### Directions for this task:
Search the records below for the word "Output". Pull out each line that has it.

Items from a figure collection:
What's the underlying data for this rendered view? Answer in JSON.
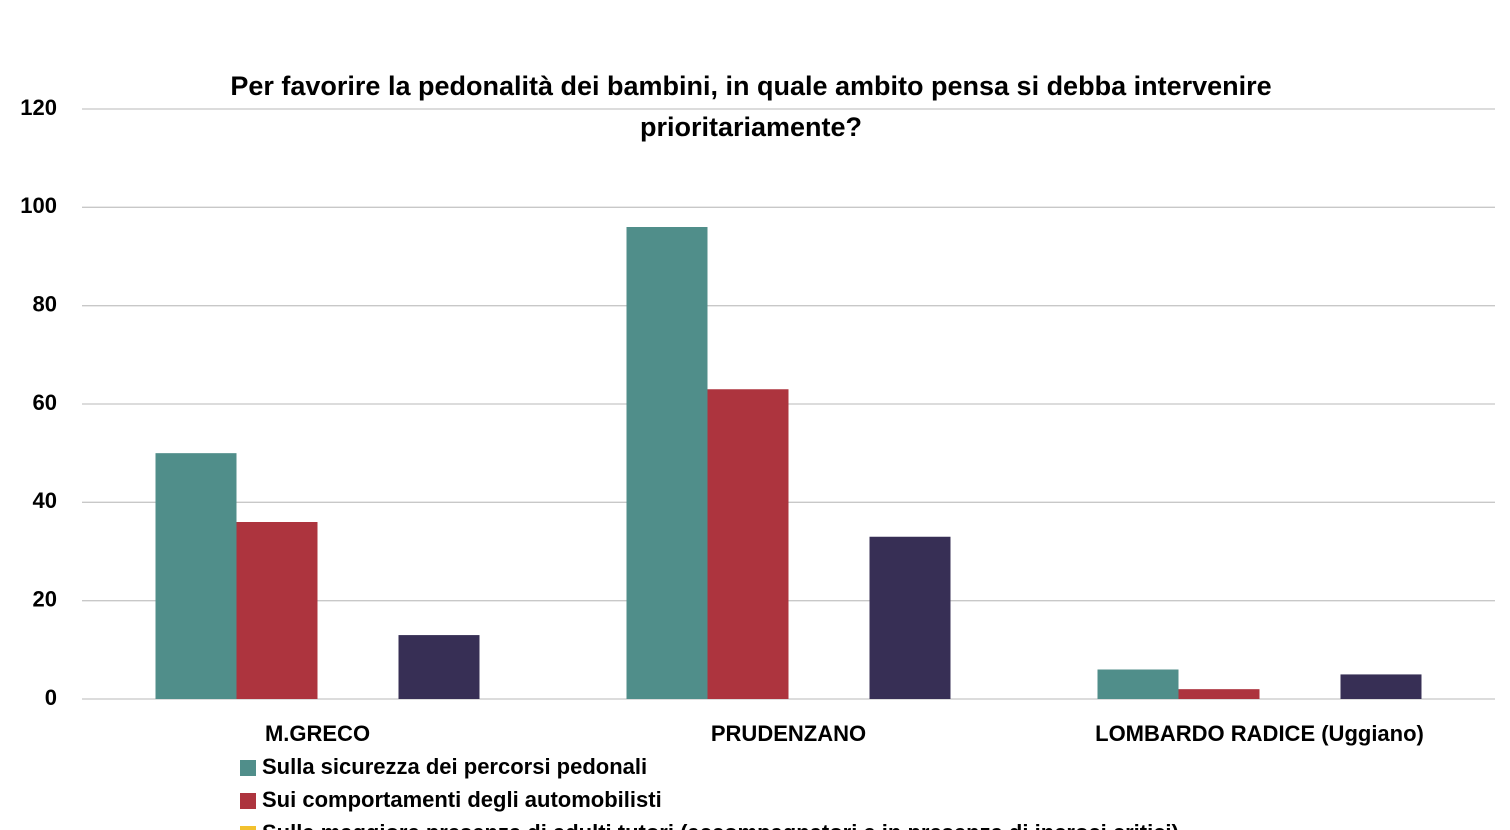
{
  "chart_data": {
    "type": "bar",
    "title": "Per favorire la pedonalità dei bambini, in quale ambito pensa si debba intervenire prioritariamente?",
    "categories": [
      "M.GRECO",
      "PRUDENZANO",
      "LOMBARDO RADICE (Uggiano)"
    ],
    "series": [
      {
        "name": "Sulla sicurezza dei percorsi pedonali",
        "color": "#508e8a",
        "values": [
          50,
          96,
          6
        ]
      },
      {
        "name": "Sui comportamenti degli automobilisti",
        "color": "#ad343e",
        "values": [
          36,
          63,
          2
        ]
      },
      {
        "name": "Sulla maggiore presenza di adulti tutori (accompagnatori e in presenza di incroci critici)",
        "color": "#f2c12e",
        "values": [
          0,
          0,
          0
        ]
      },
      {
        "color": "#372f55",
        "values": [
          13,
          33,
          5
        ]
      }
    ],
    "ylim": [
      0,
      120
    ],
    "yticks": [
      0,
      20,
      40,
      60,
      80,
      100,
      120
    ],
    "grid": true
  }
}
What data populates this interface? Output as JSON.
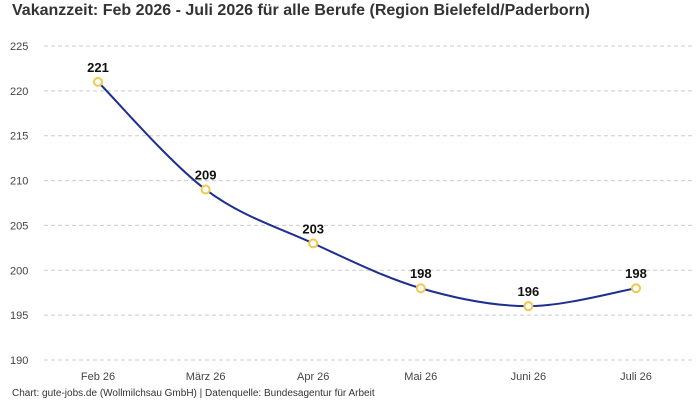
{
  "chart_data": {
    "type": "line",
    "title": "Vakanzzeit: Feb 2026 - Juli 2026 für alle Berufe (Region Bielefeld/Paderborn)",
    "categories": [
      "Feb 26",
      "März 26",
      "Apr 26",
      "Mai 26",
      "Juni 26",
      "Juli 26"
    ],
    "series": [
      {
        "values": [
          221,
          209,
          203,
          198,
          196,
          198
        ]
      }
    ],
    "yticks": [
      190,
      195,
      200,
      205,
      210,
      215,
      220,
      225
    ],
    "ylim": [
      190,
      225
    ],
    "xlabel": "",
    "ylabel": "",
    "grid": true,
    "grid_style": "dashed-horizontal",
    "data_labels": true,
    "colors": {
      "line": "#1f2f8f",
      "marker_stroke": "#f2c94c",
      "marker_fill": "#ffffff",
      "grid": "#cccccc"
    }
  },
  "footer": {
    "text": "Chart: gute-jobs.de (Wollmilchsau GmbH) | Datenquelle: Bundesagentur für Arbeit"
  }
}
==
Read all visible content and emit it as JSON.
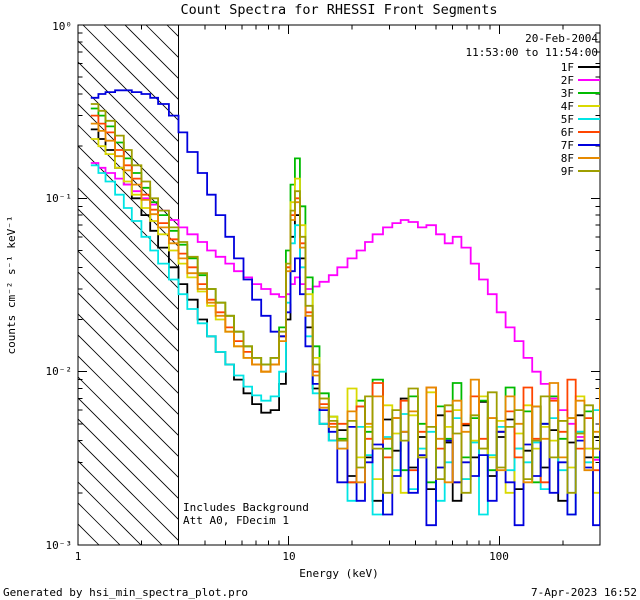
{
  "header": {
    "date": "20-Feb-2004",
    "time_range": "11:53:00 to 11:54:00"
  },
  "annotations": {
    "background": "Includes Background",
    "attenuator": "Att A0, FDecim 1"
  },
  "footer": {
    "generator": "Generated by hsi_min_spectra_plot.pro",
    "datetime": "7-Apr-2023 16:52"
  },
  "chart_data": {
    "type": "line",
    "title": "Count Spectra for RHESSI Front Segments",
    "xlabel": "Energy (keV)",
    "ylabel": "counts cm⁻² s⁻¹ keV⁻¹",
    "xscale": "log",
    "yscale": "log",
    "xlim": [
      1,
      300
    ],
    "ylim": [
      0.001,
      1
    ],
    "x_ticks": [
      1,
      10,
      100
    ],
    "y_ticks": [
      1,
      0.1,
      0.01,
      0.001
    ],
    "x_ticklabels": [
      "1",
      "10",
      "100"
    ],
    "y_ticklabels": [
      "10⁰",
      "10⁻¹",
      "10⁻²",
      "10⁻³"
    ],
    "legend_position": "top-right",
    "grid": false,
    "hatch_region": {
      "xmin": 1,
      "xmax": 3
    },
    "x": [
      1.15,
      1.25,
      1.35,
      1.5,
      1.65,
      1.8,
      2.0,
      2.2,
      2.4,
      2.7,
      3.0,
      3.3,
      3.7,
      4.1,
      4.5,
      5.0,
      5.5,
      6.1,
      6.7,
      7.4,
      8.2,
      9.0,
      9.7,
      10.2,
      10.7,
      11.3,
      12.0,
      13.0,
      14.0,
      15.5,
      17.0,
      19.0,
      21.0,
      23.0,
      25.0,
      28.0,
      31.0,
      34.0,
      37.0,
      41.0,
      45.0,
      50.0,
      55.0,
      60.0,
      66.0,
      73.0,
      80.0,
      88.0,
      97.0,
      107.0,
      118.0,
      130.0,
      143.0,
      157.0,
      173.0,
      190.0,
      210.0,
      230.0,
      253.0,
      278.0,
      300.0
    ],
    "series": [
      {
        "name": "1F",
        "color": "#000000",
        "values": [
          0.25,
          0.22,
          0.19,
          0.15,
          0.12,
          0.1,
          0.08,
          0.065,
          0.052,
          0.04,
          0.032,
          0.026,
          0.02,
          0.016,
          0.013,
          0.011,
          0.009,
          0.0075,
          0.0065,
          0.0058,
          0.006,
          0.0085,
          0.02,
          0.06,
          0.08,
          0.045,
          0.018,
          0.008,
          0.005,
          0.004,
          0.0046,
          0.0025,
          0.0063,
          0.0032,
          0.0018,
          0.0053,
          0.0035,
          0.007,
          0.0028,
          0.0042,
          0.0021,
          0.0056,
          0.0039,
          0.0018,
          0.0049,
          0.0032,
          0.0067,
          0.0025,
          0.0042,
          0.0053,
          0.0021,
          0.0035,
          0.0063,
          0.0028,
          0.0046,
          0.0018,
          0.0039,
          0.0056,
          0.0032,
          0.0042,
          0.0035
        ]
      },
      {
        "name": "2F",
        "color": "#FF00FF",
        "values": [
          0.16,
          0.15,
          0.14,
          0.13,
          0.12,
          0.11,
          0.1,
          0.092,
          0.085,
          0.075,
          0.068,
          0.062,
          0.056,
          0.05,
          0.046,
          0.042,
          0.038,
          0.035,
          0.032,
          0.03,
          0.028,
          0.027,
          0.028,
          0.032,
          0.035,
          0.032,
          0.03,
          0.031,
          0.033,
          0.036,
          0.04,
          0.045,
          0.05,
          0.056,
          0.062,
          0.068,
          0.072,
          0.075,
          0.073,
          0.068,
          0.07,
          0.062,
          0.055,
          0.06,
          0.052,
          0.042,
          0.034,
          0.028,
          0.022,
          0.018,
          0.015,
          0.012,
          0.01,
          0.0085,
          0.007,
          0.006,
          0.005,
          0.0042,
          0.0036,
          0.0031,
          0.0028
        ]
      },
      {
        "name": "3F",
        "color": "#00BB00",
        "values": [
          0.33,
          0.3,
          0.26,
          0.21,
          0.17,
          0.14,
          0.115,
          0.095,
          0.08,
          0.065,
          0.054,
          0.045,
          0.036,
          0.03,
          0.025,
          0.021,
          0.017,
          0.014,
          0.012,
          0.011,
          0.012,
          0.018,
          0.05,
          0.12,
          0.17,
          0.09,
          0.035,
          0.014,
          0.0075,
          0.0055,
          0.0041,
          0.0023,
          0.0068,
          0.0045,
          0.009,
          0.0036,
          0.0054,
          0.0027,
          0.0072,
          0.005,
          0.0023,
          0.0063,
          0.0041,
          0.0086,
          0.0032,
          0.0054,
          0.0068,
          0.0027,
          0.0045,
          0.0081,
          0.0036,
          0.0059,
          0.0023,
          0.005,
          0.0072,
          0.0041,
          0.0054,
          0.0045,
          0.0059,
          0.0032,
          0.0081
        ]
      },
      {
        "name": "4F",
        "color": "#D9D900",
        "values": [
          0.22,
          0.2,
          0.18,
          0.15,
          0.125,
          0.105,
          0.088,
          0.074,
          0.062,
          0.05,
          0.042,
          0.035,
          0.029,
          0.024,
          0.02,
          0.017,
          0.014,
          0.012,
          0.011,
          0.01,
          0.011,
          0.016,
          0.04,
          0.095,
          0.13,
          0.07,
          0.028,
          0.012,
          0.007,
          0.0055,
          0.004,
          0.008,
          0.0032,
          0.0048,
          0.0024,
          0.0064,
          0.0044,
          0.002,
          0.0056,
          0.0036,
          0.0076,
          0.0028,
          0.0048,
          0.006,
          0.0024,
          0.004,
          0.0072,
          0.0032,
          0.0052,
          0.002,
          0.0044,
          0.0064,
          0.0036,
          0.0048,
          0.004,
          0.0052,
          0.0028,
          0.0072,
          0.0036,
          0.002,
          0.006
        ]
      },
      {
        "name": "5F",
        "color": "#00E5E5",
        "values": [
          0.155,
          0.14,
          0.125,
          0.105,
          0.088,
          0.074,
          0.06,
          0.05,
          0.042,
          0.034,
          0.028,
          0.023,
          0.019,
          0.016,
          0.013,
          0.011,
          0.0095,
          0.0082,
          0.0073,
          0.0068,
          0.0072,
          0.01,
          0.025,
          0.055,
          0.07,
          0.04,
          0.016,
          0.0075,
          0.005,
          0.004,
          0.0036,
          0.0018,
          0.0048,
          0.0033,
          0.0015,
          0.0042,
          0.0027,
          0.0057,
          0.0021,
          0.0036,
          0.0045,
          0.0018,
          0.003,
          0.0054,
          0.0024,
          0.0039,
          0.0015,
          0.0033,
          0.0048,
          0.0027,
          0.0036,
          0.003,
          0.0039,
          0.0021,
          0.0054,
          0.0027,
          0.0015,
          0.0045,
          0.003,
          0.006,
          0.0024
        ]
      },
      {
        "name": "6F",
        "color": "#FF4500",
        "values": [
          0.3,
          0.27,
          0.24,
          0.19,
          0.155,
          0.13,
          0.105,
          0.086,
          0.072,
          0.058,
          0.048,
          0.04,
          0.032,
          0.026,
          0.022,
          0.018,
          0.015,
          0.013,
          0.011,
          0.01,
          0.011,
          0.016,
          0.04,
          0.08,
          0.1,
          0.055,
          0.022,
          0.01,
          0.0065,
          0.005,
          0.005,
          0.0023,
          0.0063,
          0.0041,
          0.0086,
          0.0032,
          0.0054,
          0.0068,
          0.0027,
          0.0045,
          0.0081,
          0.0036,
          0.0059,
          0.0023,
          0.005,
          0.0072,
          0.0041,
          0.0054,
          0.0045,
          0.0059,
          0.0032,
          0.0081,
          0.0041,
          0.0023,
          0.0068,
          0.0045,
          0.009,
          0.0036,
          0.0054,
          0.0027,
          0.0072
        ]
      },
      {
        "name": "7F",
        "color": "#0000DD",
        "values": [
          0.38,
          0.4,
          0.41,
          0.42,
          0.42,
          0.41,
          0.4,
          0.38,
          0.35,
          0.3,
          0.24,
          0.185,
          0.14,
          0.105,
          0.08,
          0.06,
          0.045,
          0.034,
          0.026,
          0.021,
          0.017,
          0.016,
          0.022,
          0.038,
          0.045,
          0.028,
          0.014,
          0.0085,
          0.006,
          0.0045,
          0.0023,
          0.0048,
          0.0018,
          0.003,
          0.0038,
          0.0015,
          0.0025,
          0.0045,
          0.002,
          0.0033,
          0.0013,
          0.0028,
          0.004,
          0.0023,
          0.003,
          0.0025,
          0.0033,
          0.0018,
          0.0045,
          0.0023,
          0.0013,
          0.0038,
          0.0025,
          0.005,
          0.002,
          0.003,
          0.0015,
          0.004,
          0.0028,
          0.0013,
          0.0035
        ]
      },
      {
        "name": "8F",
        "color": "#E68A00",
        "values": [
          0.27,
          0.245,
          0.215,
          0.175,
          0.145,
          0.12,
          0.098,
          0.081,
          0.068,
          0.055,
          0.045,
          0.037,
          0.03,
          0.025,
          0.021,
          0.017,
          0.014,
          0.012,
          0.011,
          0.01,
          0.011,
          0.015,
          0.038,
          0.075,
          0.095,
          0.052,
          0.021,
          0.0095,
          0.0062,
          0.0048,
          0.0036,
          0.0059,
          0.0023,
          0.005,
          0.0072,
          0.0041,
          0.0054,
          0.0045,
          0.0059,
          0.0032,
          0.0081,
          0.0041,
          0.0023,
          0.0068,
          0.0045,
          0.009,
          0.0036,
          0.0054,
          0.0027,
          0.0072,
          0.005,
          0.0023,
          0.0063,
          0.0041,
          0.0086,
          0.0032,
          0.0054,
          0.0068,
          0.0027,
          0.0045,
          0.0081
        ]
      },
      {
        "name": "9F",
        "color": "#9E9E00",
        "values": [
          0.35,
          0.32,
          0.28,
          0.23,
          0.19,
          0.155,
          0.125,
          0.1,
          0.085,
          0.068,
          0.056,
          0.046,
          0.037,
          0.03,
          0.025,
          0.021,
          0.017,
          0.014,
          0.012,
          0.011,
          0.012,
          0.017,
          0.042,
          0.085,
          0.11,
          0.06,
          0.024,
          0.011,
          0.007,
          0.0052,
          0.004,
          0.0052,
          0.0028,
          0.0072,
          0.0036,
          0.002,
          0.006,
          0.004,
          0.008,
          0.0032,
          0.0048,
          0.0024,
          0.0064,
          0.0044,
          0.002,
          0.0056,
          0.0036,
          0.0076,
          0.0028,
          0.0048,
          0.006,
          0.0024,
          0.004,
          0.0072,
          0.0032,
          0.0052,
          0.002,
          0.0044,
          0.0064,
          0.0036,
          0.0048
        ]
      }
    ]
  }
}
==
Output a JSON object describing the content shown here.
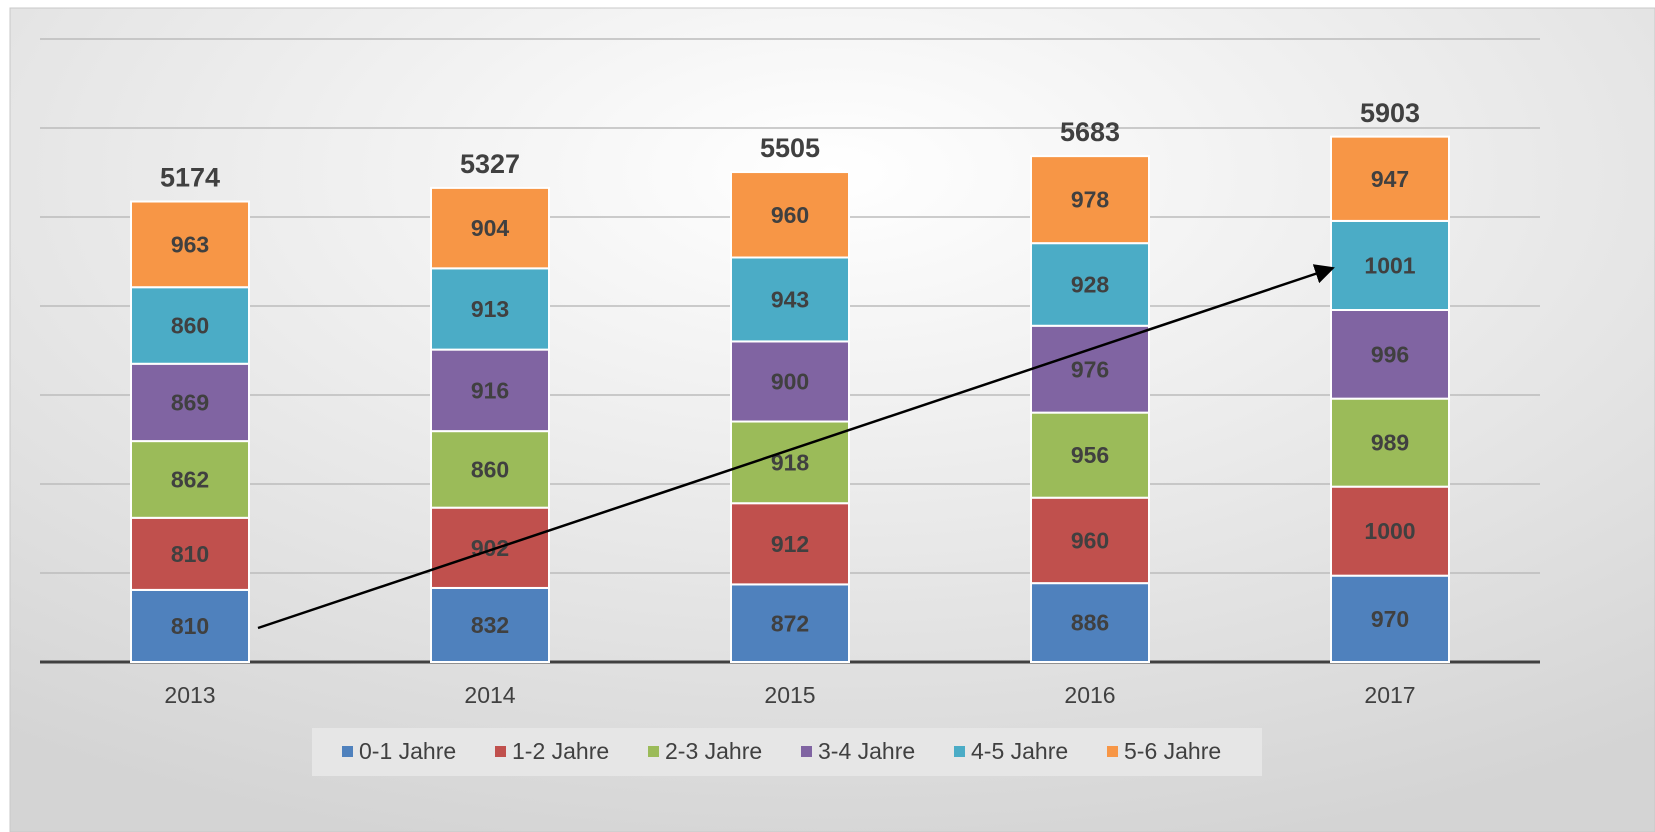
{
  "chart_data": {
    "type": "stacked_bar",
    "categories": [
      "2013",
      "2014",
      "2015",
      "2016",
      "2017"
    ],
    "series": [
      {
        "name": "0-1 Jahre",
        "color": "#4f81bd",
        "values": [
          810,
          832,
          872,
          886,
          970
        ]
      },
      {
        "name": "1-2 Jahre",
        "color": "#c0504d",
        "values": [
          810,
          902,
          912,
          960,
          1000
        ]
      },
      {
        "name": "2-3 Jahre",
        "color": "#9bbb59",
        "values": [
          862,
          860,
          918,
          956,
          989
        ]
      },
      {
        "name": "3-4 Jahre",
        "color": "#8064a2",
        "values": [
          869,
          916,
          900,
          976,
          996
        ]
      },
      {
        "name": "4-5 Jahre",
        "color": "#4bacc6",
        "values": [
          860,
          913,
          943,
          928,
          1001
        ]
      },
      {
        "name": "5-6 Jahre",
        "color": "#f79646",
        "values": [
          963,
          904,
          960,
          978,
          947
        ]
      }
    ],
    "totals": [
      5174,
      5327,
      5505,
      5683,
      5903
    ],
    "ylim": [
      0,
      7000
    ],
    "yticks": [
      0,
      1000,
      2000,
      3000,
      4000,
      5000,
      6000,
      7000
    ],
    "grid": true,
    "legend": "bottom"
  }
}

### Result for this task:
What data populates this interface? Output as JSON.
Output a JSON object describing the content shown here.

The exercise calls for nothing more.